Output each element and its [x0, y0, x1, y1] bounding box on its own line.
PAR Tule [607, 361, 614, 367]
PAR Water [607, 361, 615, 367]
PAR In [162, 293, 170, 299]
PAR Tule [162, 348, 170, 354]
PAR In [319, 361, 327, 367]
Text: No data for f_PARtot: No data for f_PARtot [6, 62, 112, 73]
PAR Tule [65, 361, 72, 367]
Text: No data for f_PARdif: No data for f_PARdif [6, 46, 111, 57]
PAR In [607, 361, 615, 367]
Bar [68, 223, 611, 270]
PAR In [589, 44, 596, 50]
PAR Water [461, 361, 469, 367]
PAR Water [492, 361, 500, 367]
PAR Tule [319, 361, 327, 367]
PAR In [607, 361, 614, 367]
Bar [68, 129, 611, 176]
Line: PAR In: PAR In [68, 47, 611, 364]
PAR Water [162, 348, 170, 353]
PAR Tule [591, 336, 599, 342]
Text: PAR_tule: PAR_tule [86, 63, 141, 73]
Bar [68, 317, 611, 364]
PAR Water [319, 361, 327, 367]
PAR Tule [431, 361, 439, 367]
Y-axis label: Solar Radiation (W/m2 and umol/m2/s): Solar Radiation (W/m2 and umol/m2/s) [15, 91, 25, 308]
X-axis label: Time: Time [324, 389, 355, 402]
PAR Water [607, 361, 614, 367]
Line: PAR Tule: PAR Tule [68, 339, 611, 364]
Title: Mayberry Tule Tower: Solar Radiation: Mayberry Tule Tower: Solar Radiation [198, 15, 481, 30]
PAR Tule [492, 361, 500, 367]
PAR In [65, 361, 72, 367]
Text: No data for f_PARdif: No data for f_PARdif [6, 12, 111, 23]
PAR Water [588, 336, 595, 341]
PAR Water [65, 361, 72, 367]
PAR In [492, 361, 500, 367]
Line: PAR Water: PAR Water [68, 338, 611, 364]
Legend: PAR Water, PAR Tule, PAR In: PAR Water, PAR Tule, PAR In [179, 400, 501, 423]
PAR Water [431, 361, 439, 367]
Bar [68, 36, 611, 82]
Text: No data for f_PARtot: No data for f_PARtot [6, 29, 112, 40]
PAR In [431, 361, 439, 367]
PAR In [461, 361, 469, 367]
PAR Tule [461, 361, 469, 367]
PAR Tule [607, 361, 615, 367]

····················

Problem: Convert the item above into a JSON array of strings, one string per line, omitting any blank lines.

Solution for this problem:
[
  "Output each element and its [x0, y0, x1, y1] bounding box on its own line.",
  "PAR Tule [607, 361, 614, 367]",
  "PAR Water [607, 361, 615, 367]",
  "PAR In [162, 293, 170, 299]",
  "PAR Tule [162, 348, 170, 354]",
  "PAR In [319, 361, 327, 367]",
  "Text: No data for f_PARtot: No data for f_PARtot [6, 62, 112, 73]",
  "PAR Tule [65, 361, 72, 367]",
  "Text: No data for f_PARdif: No data for f_PARdif [6, 46, 111, 57]",
  "PAR In [607, 361, 615, 367]",
  "Bar [68, 223, 611, 270]",
  "PAR In [589, 44, 596, 50]",
  "PAR Water [461, 361, 469, 367]",
  "PAR Water [492, 361, 500, 367]",
  "PAR Tule [319, 361, 327, 367]",
  "PAR In [607, 361, 614, 367]",
  "Bar [68, 129, 611, 176]",
  "Line: PAR In: PAR In [68, 47, 611, 364]",
  "PAR Water [162, 348, 170, 353]",
  "PAR Tule [591, 336, 599, 342]",
  "Text: PAR_tule: PAR_tule [86, 63, 141, 73]",
  "Bar [68, 317, 611, 364]",
  "PAR Water [319, 361, 327, 367]",
  "PAR Tule [431, 361, 439, 367]",
  "Y-axis label: Solar Radiation (W/m2 and umol/m2/s): Solar Radiation (W/m2 and umol/m2/s) [15, 91, 25, 308]",
  "X-axis label: Time: Time [324, 389, 355, 402]",
  "PAR Water [607, 361, 614, 367]",
  "Line: PAR Tule: PAR Tule [68, 339, 611, 364]",
  "Title: Mayberry Tule Tower: Solar Radiation: Mayberry Tule Tower: Solar Radiation [198, 15, 481, 30]",
  "PAR Tule [492, 361, 500, 367]",
  "PAR In [65, 361, 72, 367]",
  "Text: No data for f_PARdif: No data for f_PARdif [6, 12, 111, 23]",
  "PAR Water [588, 336, 595, 341]",
  "PAR Water [65, 361, 72, 367]",
  "PAR In [492, 361, 500, 367]",
  "Line: PAR Water: PAR Water [68, 338, 611, 364]",
  "Legend: PAR Water, PAR Tule, PAR In: PAR Water, PAR Tule, PAR In [179, 400, 501, 423]",
  "PAR Water [431, 361, 439, 367]",
  "Bar [68, 36, 611, 82]",
  "Text: No data for f_PARtot: No data for f_PARtot [6, 29, 112, 40]",
  "PAR In [431, 361, 439, 367]",
  "PAR In [461, 361, 469, 367]",
  "PAR Tule [461, 361, 469, 367]",
  "PAR Tule [607, 361, 615, 367]"
]